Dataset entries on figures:
-- begin --

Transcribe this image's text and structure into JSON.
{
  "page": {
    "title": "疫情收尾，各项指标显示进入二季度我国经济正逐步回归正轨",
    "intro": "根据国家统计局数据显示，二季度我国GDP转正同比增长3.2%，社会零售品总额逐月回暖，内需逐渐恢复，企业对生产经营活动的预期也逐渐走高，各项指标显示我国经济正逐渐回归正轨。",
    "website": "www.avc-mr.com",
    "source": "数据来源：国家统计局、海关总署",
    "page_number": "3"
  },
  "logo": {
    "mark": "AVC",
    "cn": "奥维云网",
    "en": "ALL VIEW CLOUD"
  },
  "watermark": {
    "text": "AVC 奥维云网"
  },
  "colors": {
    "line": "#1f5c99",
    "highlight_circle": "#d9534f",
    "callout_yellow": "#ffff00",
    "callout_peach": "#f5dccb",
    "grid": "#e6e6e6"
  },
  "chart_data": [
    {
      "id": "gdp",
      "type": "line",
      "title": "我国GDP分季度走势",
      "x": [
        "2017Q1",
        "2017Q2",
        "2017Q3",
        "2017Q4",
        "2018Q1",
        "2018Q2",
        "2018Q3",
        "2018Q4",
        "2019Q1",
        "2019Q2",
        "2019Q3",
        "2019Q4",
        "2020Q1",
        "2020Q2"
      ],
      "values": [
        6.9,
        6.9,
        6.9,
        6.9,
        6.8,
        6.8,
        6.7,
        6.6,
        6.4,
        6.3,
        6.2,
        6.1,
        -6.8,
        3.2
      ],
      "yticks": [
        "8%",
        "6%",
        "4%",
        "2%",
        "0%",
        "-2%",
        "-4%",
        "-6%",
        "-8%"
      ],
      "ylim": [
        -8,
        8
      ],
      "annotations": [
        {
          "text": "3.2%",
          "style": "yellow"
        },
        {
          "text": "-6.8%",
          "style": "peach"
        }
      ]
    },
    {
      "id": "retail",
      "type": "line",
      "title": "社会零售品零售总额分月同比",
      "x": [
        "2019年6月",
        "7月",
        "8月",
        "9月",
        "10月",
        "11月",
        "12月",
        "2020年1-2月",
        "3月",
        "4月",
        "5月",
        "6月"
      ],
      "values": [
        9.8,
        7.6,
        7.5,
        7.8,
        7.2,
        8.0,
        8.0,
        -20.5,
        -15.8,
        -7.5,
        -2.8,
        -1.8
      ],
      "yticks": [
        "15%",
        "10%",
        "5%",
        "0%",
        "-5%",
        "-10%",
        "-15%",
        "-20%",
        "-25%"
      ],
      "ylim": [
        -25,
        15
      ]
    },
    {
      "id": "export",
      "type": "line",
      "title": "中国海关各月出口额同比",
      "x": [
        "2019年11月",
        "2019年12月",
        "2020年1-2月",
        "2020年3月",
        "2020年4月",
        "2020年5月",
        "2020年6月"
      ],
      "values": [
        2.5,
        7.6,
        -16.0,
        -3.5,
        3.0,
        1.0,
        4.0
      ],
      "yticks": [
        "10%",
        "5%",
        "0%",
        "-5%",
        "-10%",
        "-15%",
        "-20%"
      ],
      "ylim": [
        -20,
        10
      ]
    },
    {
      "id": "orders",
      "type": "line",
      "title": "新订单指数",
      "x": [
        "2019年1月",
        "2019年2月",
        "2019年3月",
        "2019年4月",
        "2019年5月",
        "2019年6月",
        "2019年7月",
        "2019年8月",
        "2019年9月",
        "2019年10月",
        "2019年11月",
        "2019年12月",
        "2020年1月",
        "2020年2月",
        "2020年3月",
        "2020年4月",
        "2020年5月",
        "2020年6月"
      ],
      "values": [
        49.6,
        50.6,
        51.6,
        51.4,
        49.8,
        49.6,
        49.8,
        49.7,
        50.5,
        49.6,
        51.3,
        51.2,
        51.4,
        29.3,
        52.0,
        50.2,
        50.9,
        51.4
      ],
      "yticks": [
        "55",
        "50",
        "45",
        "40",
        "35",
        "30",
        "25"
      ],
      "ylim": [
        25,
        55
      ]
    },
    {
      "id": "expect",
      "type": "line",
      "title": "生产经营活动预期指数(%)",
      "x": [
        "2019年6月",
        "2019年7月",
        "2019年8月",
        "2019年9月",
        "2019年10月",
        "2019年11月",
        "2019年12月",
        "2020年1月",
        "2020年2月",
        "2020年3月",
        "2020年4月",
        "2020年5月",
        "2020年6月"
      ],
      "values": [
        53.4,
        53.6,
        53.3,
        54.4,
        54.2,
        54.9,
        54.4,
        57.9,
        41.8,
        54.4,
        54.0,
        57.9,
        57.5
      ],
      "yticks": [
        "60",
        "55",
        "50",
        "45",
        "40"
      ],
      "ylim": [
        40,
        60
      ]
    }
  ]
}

-- end --
-- begin --

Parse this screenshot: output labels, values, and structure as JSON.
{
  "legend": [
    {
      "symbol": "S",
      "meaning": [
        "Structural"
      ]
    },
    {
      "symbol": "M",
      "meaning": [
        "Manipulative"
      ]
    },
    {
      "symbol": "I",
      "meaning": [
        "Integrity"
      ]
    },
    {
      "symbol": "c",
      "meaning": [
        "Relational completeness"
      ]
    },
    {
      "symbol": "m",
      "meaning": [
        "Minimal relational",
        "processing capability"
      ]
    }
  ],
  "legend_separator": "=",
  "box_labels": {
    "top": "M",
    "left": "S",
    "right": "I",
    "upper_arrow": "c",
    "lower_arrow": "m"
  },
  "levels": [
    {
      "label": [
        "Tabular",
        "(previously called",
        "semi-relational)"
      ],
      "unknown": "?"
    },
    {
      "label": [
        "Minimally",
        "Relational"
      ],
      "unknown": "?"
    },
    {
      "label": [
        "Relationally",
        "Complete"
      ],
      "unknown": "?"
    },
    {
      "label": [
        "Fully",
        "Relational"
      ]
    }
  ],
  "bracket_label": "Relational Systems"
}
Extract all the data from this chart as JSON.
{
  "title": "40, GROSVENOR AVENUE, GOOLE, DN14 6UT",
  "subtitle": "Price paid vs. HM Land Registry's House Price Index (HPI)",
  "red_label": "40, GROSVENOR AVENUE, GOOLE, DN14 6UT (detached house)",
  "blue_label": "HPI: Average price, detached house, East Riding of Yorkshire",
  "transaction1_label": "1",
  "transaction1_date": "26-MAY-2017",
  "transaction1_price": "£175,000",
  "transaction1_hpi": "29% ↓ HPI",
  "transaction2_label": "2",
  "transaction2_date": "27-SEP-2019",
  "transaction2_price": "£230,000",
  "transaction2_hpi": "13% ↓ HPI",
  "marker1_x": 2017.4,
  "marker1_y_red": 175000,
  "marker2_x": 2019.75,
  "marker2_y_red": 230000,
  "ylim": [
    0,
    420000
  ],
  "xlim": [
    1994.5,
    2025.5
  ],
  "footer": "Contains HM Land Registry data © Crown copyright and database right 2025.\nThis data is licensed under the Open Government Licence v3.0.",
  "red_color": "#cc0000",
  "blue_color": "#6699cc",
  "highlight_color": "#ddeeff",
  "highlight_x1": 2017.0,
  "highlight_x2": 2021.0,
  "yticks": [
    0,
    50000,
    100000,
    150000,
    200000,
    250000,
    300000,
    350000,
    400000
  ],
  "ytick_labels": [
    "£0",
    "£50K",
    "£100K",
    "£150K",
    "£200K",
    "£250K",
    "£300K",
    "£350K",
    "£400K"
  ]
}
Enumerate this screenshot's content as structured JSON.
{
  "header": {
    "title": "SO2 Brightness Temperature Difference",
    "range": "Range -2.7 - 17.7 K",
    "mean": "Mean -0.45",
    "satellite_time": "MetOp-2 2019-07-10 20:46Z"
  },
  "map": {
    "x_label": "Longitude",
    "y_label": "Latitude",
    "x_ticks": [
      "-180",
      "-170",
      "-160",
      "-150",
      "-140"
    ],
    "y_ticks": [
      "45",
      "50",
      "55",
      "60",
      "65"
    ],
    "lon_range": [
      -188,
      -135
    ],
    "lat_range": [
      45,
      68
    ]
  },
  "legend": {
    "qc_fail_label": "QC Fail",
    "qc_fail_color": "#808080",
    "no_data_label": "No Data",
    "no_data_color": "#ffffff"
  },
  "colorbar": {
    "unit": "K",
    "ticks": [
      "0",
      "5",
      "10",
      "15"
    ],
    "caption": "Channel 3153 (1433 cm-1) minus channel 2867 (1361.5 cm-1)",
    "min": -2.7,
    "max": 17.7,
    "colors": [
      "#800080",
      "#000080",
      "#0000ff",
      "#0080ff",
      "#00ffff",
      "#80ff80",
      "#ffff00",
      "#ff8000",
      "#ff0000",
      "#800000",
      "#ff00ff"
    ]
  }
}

-- end --
-- begin --

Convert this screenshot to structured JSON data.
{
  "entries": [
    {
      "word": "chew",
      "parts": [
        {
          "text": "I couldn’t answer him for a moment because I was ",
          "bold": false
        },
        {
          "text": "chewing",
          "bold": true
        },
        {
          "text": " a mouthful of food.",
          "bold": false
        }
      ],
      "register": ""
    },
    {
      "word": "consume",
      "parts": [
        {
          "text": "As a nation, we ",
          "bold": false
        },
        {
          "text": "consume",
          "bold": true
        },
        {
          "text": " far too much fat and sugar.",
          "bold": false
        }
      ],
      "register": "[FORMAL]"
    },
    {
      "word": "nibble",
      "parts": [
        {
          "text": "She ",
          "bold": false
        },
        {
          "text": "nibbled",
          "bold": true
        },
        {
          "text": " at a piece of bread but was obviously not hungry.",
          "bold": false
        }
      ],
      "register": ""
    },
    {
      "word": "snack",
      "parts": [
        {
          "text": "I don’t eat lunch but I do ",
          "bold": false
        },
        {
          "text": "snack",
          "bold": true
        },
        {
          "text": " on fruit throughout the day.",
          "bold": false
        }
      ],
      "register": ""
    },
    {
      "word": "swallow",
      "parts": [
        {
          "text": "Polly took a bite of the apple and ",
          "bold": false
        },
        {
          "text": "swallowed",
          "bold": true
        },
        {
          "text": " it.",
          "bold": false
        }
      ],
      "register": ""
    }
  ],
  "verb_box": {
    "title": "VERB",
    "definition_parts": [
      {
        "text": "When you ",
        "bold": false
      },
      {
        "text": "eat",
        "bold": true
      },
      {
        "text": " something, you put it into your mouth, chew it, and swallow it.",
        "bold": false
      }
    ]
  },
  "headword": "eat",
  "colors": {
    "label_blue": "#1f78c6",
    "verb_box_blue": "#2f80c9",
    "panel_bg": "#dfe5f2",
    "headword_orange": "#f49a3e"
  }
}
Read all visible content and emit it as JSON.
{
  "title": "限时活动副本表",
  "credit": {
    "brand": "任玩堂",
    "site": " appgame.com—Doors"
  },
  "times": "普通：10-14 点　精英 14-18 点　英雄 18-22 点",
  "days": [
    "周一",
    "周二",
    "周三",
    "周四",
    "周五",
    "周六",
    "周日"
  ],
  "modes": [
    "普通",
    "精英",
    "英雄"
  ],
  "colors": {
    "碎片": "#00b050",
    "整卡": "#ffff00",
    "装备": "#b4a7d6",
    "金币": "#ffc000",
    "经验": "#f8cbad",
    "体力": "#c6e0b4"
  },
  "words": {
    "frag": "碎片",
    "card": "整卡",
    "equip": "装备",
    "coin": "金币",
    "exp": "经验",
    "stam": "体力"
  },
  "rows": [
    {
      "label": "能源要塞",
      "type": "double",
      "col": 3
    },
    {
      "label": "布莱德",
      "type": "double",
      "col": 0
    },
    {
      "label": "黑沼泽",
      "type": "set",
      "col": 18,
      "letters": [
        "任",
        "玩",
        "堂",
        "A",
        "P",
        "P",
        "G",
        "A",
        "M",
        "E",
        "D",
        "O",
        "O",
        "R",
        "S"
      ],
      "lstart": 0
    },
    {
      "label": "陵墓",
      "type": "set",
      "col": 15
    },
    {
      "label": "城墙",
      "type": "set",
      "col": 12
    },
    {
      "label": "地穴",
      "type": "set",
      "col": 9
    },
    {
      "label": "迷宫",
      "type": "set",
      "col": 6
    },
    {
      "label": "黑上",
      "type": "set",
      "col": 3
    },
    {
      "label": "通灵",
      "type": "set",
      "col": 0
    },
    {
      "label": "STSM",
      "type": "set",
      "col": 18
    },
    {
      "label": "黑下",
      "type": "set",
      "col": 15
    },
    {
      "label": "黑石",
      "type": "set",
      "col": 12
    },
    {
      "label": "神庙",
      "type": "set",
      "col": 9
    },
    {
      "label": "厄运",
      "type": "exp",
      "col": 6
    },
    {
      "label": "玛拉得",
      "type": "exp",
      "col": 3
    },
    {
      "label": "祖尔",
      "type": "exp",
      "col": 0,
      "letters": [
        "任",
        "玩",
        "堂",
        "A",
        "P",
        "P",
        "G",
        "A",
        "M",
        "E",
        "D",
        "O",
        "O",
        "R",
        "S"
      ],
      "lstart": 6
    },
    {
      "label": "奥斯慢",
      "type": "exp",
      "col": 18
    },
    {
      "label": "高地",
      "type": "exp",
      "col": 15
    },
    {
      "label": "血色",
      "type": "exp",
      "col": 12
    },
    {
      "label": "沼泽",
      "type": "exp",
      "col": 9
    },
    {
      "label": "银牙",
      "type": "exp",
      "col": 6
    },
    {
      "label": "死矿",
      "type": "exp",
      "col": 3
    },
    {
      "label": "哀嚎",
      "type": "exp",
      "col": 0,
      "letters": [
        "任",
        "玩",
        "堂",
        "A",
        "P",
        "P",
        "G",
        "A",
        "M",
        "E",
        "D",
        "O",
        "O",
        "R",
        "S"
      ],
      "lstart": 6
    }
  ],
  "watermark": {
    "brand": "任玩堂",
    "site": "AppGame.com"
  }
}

-- end --

#### Short problem:
Gather each line in the entries above where the string "GOOLE" is found.

#### Exercise result:
  "title": "40, GROSVENOR AVENUE, GOOLE, DN14 6UT",
  "red_label": "40, GROSVENOR AVENUE, GOOLE, DN14 6UT (detached house)",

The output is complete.